WHAT TO WORK ON:
Locate the word "screenshot" in the entries below, then gather every line that holds it.

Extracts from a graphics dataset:
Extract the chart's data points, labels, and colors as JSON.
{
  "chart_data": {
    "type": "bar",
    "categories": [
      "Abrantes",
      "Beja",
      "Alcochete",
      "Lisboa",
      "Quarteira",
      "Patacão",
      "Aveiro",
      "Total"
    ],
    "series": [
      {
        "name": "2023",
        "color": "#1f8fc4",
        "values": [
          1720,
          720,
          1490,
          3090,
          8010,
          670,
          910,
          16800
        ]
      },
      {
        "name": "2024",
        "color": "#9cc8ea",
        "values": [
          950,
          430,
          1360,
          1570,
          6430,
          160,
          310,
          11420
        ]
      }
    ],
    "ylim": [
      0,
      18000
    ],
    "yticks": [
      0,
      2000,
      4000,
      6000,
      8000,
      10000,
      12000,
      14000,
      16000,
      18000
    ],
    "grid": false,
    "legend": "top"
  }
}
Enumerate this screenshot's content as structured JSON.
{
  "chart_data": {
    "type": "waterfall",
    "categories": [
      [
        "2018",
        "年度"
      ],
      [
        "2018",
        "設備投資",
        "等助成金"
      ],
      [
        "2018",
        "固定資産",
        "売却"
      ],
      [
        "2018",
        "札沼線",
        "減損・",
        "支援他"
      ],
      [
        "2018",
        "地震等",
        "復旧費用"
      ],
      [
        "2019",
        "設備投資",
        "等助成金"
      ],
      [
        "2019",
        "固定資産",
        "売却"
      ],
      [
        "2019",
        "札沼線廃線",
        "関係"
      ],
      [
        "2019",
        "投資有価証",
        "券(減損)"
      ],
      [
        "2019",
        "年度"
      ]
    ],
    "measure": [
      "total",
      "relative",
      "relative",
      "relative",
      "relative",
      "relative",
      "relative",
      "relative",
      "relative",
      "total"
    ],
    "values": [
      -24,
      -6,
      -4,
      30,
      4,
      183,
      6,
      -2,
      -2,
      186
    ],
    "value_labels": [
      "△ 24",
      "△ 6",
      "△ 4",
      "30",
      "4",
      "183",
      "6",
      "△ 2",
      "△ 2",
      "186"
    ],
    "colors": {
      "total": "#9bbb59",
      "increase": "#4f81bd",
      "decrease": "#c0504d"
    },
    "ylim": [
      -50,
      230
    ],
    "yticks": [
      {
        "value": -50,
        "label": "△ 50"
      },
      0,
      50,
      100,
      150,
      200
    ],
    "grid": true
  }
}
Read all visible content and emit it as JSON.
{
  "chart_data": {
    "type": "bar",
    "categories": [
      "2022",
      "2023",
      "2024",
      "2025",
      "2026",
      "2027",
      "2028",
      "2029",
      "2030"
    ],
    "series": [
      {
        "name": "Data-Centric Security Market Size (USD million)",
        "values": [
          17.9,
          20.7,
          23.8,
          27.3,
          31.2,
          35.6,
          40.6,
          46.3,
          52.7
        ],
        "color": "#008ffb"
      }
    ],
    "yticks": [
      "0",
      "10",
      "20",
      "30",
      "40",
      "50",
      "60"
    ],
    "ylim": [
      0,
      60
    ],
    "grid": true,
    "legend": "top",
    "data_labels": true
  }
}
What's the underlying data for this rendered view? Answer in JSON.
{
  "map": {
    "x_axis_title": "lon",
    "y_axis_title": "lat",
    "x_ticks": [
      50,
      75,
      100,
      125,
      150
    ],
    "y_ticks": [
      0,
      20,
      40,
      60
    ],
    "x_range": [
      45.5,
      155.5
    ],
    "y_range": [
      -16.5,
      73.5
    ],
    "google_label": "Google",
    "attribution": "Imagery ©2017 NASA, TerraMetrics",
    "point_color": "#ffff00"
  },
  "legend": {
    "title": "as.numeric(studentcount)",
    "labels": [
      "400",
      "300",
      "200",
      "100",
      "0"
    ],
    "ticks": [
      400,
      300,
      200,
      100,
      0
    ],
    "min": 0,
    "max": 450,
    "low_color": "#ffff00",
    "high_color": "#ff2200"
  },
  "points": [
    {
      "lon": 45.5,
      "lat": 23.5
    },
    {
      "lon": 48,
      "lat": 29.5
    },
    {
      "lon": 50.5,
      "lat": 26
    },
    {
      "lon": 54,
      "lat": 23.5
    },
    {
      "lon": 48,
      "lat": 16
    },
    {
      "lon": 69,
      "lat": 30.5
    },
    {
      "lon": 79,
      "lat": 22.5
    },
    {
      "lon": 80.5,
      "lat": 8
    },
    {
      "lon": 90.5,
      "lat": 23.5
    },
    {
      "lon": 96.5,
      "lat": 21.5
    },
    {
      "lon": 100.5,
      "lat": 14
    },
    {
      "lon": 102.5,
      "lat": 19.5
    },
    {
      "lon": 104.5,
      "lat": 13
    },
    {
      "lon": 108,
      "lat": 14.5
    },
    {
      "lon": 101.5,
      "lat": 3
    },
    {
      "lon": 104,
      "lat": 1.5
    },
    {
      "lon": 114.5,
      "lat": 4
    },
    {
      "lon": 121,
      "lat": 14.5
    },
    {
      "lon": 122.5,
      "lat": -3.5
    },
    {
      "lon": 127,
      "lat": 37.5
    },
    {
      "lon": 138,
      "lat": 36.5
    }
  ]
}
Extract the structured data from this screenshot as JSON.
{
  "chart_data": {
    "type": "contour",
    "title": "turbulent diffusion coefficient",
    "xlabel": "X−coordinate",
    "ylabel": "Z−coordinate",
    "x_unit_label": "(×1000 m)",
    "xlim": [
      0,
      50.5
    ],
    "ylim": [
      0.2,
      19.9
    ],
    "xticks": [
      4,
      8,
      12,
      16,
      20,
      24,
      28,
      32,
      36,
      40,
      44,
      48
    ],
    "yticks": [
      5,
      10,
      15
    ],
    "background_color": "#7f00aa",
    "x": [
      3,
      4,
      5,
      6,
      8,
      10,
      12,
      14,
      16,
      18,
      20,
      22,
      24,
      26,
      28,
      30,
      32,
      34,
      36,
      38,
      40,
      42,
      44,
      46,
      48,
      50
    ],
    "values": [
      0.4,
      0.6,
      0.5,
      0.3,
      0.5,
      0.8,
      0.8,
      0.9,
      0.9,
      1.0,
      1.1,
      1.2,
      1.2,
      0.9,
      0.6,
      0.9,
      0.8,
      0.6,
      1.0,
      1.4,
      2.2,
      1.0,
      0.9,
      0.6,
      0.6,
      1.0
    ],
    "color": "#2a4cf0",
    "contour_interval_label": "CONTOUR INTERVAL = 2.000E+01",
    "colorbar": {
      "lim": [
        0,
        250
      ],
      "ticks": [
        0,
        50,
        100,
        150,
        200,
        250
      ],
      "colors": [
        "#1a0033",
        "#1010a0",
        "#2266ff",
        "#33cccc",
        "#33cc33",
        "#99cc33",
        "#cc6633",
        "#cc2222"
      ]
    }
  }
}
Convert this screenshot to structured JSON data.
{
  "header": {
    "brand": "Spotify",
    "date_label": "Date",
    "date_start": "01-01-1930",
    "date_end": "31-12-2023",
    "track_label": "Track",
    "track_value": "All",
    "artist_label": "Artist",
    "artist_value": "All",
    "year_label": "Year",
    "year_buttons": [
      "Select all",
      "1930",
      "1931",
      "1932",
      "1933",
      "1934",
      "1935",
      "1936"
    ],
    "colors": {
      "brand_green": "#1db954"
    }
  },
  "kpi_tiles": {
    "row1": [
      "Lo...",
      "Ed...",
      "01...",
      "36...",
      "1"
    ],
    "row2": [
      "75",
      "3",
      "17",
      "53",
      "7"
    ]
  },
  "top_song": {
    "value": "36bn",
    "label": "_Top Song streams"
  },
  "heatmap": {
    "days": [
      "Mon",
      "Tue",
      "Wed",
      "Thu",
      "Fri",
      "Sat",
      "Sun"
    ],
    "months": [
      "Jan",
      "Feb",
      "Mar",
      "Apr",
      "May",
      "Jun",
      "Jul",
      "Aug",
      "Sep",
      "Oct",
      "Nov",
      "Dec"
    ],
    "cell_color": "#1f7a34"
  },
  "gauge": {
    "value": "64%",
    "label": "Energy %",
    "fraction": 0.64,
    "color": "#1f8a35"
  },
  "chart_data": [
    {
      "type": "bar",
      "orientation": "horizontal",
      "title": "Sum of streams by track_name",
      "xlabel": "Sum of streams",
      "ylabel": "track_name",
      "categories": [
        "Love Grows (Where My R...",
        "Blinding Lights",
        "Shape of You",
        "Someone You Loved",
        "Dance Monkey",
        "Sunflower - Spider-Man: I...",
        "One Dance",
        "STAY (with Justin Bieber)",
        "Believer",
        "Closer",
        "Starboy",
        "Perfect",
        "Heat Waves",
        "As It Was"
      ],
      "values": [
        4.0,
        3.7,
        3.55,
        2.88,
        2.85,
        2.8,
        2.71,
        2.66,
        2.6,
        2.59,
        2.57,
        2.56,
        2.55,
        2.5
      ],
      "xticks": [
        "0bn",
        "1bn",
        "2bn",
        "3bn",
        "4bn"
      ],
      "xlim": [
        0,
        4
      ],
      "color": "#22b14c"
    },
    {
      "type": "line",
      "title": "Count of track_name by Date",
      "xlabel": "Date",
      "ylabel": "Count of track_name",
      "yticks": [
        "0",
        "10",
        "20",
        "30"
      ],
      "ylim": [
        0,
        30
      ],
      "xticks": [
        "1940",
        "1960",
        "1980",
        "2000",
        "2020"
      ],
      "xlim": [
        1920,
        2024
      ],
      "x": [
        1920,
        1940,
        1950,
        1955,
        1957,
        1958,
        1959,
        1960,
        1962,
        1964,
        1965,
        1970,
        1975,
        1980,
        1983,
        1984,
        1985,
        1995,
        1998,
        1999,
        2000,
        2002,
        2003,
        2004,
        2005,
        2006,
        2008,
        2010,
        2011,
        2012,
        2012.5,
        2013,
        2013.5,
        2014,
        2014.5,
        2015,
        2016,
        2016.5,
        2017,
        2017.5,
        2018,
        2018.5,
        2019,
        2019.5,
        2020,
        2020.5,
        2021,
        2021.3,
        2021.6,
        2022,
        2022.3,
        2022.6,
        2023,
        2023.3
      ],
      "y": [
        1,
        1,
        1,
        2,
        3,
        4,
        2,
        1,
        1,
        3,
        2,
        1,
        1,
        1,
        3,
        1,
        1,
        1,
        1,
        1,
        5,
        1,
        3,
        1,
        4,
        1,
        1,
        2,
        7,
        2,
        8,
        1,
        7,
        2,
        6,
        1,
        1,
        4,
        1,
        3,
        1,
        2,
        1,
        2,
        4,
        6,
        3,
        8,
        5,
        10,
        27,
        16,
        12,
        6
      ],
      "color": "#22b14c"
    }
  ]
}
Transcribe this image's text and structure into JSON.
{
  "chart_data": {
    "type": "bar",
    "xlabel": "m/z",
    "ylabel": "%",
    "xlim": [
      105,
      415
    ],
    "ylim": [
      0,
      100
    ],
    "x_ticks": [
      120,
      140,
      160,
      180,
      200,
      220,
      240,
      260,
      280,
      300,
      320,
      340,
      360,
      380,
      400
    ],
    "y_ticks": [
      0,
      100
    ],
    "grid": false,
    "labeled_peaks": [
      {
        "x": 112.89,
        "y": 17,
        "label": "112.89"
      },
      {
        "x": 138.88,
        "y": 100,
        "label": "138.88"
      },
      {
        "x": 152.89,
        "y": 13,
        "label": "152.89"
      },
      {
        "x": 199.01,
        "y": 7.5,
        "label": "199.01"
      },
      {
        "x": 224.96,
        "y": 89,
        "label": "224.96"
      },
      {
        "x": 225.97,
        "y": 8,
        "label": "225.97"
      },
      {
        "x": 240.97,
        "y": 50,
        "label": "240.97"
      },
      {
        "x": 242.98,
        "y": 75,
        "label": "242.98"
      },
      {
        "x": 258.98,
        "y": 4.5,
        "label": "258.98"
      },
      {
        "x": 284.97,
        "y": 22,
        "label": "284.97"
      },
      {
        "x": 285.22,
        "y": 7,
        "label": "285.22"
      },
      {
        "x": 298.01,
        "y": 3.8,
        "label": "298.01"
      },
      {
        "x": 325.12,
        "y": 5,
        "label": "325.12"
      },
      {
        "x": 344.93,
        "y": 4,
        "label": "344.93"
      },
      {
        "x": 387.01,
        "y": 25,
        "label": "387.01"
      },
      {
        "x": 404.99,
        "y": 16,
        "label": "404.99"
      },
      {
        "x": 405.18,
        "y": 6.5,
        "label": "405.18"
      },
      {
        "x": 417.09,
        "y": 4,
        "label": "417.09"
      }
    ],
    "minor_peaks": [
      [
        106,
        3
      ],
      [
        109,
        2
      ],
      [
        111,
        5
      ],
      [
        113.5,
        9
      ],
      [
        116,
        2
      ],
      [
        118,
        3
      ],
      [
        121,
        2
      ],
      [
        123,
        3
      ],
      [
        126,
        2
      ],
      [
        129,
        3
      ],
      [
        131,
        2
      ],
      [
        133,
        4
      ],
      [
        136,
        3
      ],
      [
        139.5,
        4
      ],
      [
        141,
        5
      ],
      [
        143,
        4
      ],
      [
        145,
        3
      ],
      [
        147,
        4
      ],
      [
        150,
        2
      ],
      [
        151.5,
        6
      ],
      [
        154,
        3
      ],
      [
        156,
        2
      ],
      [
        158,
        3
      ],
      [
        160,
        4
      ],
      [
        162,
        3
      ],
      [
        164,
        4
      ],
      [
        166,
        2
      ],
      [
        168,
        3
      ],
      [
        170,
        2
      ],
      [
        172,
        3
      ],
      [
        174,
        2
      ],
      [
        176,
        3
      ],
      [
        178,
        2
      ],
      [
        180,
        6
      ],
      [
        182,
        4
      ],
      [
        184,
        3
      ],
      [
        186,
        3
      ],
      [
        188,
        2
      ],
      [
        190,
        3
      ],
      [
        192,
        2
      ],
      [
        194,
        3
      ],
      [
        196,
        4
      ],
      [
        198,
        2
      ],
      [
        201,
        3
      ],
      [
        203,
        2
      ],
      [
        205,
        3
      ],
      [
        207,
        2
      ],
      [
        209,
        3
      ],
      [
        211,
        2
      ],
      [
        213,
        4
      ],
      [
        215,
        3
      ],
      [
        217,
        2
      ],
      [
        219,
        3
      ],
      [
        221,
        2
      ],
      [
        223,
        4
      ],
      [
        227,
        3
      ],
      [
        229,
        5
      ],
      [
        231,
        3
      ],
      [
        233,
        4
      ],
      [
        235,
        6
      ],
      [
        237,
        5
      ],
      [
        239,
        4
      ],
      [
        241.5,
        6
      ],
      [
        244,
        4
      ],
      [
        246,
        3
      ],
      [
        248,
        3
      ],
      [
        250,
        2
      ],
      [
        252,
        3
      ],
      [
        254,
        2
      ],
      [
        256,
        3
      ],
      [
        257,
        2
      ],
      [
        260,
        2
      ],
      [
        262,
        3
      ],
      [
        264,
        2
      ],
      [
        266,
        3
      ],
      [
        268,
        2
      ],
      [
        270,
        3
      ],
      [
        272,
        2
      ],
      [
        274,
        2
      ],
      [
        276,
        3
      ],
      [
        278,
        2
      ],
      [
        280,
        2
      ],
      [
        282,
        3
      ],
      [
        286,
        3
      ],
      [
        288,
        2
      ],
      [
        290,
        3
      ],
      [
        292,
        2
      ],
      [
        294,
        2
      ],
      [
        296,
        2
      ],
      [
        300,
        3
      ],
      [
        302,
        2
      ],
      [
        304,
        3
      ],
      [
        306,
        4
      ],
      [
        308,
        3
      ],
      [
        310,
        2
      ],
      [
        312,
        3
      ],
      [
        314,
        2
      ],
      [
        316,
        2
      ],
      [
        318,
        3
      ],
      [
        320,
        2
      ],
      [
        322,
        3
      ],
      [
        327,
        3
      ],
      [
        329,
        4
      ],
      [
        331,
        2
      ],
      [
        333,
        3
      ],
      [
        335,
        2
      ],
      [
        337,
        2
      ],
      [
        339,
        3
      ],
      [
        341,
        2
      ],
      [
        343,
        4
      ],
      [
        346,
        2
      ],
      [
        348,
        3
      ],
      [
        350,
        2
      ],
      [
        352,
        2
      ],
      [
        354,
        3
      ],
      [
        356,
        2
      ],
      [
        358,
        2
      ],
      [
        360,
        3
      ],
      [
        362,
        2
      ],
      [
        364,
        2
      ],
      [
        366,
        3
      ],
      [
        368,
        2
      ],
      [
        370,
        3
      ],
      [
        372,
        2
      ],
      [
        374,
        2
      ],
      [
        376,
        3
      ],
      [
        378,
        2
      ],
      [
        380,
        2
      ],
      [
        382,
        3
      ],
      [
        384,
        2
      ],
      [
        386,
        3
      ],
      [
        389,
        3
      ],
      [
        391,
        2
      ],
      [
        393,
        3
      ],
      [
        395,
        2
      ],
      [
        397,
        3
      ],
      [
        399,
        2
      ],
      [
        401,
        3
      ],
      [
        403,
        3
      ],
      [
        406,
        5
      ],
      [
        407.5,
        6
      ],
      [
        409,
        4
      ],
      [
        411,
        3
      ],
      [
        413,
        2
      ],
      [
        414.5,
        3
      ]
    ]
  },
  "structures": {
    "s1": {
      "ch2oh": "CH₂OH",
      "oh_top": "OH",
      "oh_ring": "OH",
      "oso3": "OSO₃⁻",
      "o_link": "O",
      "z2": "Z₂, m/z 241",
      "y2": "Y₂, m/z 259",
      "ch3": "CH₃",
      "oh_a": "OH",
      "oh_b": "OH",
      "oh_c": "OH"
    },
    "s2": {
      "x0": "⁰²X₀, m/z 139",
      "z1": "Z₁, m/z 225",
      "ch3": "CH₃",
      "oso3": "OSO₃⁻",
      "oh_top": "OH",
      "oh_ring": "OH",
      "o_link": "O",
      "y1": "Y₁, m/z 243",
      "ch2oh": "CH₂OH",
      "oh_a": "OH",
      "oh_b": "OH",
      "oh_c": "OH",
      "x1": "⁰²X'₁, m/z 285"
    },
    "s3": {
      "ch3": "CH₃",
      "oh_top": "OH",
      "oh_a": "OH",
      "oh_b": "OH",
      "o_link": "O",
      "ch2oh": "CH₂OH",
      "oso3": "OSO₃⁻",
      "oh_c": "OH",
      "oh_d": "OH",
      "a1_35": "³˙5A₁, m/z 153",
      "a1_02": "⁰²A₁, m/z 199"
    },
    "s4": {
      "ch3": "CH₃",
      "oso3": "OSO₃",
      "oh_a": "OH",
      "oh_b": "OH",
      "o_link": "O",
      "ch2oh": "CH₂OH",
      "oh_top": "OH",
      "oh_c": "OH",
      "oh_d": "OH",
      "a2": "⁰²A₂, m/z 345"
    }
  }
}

EXERCISE RESPONSE:
Enumerate this screenshot's content as structured JSON.
Extract the structured data from this screenshot as JSON.
Convert this screenshot to structured JSON data.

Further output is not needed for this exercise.